Given task -> Here are some records; return them all exactly.
*** Task data ***
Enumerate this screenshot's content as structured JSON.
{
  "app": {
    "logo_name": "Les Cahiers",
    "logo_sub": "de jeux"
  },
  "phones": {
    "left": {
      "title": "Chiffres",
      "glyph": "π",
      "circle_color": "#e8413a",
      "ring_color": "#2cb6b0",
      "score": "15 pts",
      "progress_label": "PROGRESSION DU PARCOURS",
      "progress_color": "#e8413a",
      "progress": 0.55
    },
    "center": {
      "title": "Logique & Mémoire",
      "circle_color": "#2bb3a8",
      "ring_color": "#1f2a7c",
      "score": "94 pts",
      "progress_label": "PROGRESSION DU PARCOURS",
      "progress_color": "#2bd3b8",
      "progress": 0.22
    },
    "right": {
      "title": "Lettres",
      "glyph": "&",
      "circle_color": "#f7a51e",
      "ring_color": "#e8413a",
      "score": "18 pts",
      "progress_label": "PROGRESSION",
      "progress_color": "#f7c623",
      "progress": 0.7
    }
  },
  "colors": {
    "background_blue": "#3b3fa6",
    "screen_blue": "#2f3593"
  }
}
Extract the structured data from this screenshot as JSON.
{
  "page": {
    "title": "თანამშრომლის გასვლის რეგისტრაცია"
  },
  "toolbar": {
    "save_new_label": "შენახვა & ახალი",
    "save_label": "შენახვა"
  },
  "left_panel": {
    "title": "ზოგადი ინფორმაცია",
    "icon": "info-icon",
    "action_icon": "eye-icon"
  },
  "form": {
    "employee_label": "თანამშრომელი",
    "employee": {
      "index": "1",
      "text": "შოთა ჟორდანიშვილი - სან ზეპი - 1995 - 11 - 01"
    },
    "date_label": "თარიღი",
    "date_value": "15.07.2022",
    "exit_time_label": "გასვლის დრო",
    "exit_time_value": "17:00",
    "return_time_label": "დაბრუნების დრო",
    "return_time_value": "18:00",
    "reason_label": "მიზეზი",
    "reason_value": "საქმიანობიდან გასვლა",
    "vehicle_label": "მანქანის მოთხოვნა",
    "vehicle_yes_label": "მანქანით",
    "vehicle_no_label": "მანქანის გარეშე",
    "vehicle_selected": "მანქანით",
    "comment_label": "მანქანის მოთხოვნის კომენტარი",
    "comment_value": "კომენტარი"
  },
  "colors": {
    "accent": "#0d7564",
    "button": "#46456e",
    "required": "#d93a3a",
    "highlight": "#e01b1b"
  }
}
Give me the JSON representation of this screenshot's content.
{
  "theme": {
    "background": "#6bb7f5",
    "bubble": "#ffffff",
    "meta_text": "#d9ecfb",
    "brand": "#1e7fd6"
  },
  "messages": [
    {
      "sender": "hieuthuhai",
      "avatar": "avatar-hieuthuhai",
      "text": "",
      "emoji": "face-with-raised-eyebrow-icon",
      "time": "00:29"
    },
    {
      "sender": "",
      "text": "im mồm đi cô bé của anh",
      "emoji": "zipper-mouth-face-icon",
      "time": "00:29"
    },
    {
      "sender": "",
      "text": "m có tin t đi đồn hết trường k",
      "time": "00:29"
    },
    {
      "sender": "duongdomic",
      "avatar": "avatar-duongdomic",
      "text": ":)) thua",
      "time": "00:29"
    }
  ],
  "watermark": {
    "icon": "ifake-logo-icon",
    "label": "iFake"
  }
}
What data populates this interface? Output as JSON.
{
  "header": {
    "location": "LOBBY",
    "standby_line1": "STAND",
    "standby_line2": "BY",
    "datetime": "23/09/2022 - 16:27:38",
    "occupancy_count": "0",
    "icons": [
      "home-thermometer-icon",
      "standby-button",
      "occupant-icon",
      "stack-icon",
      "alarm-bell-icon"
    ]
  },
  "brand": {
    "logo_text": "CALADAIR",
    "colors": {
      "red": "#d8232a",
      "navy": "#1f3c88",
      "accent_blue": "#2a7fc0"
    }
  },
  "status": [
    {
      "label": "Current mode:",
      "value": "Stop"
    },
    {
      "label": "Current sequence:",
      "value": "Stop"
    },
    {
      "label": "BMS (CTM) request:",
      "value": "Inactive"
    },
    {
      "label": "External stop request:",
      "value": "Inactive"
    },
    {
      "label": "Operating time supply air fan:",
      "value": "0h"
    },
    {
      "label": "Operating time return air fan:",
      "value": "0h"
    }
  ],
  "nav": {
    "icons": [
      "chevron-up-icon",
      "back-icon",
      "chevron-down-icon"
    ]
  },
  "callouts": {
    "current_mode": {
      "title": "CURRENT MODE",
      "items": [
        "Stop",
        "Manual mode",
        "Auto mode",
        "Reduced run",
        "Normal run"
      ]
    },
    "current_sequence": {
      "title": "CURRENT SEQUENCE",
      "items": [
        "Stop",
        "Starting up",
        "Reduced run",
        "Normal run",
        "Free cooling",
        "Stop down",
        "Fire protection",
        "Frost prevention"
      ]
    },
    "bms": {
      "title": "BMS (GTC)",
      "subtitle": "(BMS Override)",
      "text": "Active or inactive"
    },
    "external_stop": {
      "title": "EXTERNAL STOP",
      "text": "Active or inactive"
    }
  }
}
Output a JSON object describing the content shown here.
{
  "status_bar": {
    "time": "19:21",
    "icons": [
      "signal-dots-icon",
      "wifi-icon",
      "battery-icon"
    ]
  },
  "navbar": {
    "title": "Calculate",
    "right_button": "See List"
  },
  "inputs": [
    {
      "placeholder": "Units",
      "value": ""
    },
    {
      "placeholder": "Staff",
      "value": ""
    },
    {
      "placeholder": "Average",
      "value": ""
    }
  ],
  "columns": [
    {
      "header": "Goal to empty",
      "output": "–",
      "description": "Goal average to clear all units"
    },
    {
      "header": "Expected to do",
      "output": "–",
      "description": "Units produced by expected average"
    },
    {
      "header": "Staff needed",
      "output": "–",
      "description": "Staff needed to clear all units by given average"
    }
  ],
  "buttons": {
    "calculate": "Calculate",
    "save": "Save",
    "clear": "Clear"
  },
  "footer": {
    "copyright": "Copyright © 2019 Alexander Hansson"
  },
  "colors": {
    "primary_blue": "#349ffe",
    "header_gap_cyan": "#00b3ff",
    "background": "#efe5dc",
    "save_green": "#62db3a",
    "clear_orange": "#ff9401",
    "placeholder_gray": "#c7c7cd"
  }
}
***
Problem solution ->
Enumerate this screenshot's content as structured JSON.
{
  "app": {
    "logo_name": "Les Cahiers",
    "logo_sub": "de jeux"
  },
  "phones": {
    "left": {
      "title": "Chiffres",
      "glyph": "π",
      "circle_color": "#e8413a",
      "ring_color": "#2cb6b0",
      "score": "15 pts",
      "progress_label": "PROGRESSION DU PARCOURS",
      "progress_color": "#e8413a",
      "progress": 0.55
    },
    "center": {
      "title": "Logique & Mémoire",
      "circle_color": "#2bb3a8",
      "ring_color": "#1f2a7c",
      "score": "94 pts",
      "progress_label": "PROGRESSION DU PARCOURS",
      "progress_color": "#2bd3b8",
      "progress": 0.22
    },
    "right": {
      "title": "Lettres",
      "glyph": "&",
      "circle_color": "#f7a51e",
      "ring_color": "#e8413a",
      "score": "18 pts",
      "progress_label": "PROGRESSION",
      "progress_color": "#f7c623",
      "progress": 0.7
    }
  },
  "colors": {
    "background_blue": "#3b3fa6",
    "screen_blue": "#2f3593"
  }
}
Extract the structured data from this screenshot as JSON.
{
  "page": {
    "title": "თანამშრომლის გასვლის რეგისტრაცია"
  },
  "toolbar": {
    "save_new_label": "შენახვა & ახალი",
    "save_label": "შენახვა"
  },
  "left_panel": {
    "title": "ზოგადი ინფორმაცია",
    "icon": "info-icon",
    "action_icon": "eye-icon"
  },
  "form": {
    "employee_label": "თანამშრომელი",
    "employee": {
      "index": "1",
      "text": "შოთა ჟორდანიშვილი - სან ზეპი - 1995 - 11 - 01"
    },
    "date_label": "თარიღი",
    "date_value": "15.07.2022",
    "exit_time_label": "გასვლის დრო",
    "exit_time_value": "17:00",
    "return_time_label": "დაბრუნების დრო",
    "return_time_value": "18:00",
    "reason_label": "მიზეზი",
    "reason_value": "საქმიანობიდან გასვლა",
    "vehicle_label": "მანქანის მოთხოვნა",
    "vehicle_yes_label": "მანქანით",
    "vehicle_no_label": "მანქანის გარეშე",
    "vehicle_selected": "მანქანით",
    "comment_label": "მანქანის მოთხოვნის კომენტარი",
    "comment_value": "კომენტარი"
  },
  "colors": {
    "accent": "#0d7564",
    "button": "#46456e",
    "required": "#d93a3a",
    "highlight": "#e01b1b"
  }
}
Give me the JSON representation of this screenshot's content.
{
  "theme": {
    "background": "#6bb7f5",
    "bubble": "#ffffff",
    "meta_text": "#d9ecfb",
    "brand": "#1e7fd6"
  },
  "messages": [
    {
      "sender": "hieuthuhai",
      "avatar": "avatar-hieuthuhai",
      "text": "",
      "emoji": "face-with-raised-eyebrow-icon",
      "time": "00:29"
    },
    {
      "sender": "",
      "text": "im mồm đi cô bé của anh",
      "emoji": "zipper-mouth-face-icon",
      "time": "00:29"
    },
    {
      "sender": "",
      "text": "m có tin t đi đồn hết trường k",
      "time": "00:29"
    },
    {
      "sender": "duongdomic",
      "avatar": "avatar-duongdomic",
      "text": ":)) thua",
      "time": "00:29"
    }
  ],
  "watermark": {
    "icon": "ifake-logo-icon",
    "label": "iFake"
  }
}
What data populates this interface? Output as JSON.
{
  "header": {
    "location": "LOBBY",
    "standby_line1": "STAND",
    "standby_line2": "BY",
    "datetime": "23/09/2022 - 16:27:38",
    "occupancy_count": "0",
    "icons": [
      "home-thermometer-icon",
      "standby-button",
      "occupant-icon",
      "stack-icon",
      "alarm-bell-icon"
    ]
  },
  "brand": {
    "logo_text": "CALADAIR",
    "colors": {
      "red": "#d8232a",
      "navy": "#1f3c88",
      "accent_blue": "#2a7fc0"
    }
  },
  "status": [
    {
      "label": "Current mode:",
      "value": "Stop"
    },
    {
      "label": "Current sequence:",
      "value": "Stop"
    },
    {
      "label": "BMS (CTM) request:",
      "value": "Inactive"
    },
    {
      "label": "External stop request:",
      "value": "Inactive"
    },
    {
      "label": "Operating time supply air fan:",
      "value": "0h"
    },
    {
      "label": "Operating time return air fan:",
      "value": "0h"
    }
  ],
  "nav": {
    "icons": [
      "chevron-up-icon",
      "back-icon",
      "chevron-down-icon"
    ]
  },
  "callouts": {
    "current_mode": {
      "title": "CURRENT MODE",
      "items": [
        "Stop",
        "Manual mode",
        "Auto mode",
        "Reduced run",
        "Normal run"
      ]
    },
    "current_sequence": {
      "title": "CURRENT SEQUENCE",
      "items": [
        "Stop",
        "Starting up",
        "Reduced run",
        "Normal run",
        "Free cooling",
        "Stop down",
        "Fire protection",
        "Frost prevention"
      ]
    },
    "bms": {
      "title": "BMS (GTC)",
      "subtitle": "(BMS Override)",
      "text": "Active or inactive"
    },
    "external_stop": {
      "title": "EXTERNAL STOP",
      "text": "Active or inactive"
    }
  }
}
Output a JSON object describing the content shown here.
{
  "status_bar": {
    "time": "19:21",
    "icons": [
      "signal-dots-icon",
      "wifi-icon",
      "battery-icon"
    ]
  },
  "navbar": {
    "title": "Calculate",
    "right_button": "See List"
  },
  "inputs": [
    {
      "placeholder": "Units",
      "value": ""
    },
    {
      "placeholder": "Staff",
      "value": ""
    },
    {
      "placeholder": "Average",
      "value": ""
    }
  ],
  "columns": [
    {
      "header": "Goal to empty",
      "output": "–",
      "description": "Goal average to clear all units"
    },
    {
      "header": "Expected to do",
      "output": "–",
      "description": "Units produced by expected average"
    },
    {
      "header": "Staff needed",
      "output": "–",
      "description": "Staff needed to clear all units by given average"
    }
  ],
  "buttons": {
    "calculate": "Calculate",
    "save": "Save",
    "clear": "Clear"
  },
  "footer": {
    "copyright": "Copyright © 2019 Alexander Hansson"
  },
  "colors": {
    "primary_blue": "#349ffe",
    "header_gap_cyan": "#00b3ff",
    "background": "#efe5dc",
    "save_green": "#62db3a",
    "clear_orange": "#ff9401",
    "placeholder_gray": "#c7c7cd"
  }
}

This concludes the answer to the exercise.